AIM
Identify and copy all lines of the material where the string "CBAM" is found.

**** ENTRIES SUPPLIED ****

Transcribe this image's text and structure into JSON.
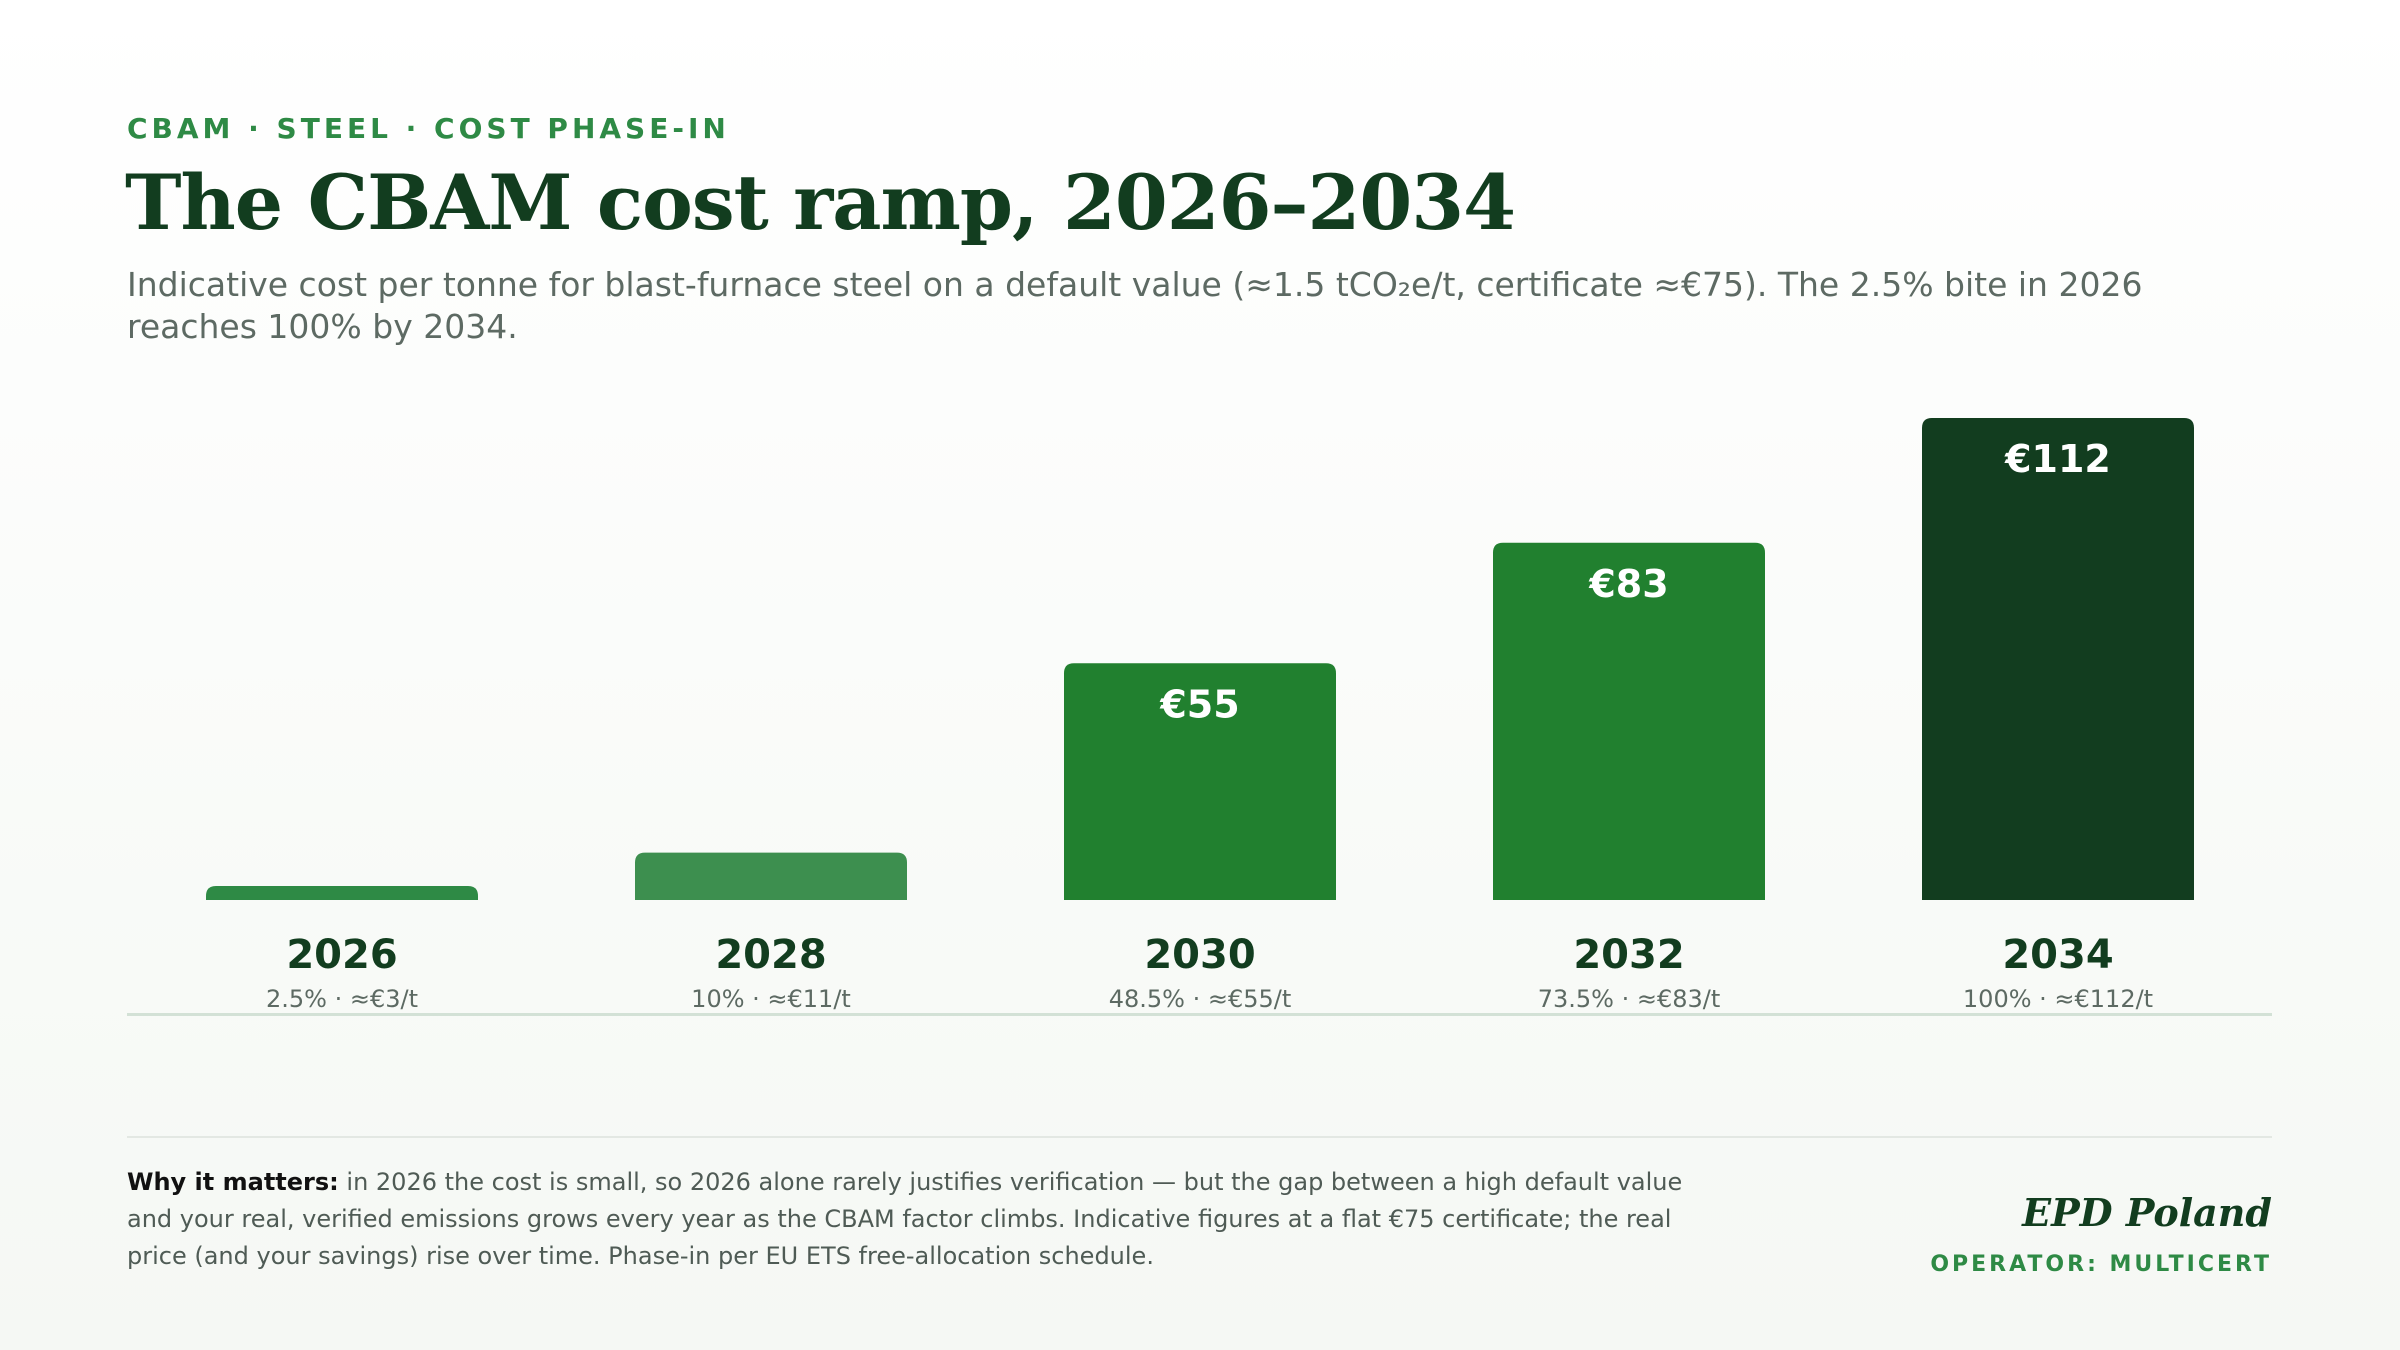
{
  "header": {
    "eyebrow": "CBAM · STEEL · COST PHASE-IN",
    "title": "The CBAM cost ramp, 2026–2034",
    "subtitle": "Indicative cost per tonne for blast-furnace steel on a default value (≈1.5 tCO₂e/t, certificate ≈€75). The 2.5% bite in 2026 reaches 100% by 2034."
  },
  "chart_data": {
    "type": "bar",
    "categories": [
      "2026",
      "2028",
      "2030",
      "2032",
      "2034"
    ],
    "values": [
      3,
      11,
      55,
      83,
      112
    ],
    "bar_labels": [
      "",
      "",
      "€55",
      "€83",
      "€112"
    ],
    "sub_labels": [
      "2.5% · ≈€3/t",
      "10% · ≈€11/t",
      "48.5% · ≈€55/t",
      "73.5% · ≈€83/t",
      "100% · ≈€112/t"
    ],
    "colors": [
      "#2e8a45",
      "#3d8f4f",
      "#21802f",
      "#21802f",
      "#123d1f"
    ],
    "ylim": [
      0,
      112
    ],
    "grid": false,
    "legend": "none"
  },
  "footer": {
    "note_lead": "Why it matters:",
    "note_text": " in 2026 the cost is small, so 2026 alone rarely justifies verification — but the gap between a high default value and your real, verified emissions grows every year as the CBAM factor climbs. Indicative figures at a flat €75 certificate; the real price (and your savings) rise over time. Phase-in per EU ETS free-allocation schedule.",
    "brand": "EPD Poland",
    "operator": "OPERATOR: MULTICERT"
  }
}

****
**** ENTRIES SUPPLIED ****

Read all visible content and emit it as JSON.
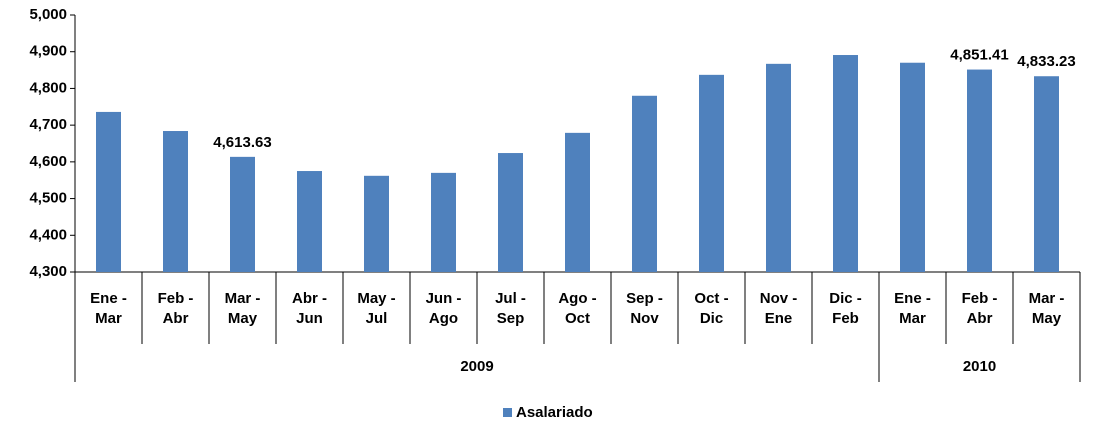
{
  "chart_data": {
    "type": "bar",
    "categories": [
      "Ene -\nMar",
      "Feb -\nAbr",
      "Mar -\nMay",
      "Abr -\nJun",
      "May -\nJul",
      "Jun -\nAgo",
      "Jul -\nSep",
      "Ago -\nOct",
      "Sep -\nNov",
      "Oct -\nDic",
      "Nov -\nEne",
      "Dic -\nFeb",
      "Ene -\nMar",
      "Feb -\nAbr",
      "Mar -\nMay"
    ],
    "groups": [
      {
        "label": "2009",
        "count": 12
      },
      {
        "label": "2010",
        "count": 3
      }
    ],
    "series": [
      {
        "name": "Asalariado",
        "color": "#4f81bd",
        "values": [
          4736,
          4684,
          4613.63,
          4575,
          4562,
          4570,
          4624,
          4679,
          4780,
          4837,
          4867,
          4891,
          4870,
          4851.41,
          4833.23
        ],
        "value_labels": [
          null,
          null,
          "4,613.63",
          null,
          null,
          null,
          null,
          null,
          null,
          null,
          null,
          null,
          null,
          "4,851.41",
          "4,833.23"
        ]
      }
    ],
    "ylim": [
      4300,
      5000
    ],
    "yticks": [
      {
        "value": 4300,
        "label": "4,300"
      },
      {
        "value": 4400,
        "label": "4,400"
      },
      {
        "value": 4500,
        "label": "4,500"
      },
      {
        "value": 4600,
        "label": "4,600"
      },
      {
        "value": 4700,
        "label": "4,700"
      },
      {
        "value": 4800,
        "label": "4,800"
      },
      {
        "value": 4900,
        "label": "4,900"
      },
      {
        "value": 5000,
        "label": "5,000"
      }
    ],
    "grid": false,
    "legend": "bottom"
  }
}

****
**** ENTRIES SUPPLIED ****

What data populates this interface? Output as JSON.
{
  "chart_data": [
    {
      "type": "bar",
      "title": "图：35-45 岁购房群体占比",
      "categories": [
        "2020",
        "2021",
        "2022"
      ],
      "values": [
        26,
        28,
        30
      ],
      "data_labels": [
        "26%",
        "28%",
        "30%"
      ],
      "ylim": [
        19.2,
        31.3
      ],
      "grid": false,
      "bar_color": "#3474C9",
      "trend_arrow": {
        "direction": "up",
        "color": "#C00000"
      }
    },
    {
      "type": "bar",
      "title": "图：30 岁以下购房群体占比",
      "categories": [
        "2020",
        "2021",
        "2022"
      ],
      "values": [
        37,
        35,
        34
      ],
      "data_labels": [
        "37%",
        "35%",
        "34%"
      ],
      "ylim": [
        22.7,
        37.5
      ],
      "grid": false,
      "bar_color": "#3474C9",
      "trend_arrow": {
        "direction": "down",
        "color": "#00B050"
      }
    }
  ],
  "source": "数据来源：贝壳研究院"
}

****

RESPONSE
    "eyebrow": "CBAM · STEEL · COST PHASE-IN",
    "title": "The CBAM cost ramp, 2026–2034",
    "note_text": " in 2026 the cost is small, so 2026 alone rarely justifies verification — but the gap between a high default value and your real, verified emissions grows every year as the CBAM factor climbs. Indicative figures at a flat €75 certificate; the real price (and your savings) rise over time. Phase-in per EU ETS free-allocation schedule.",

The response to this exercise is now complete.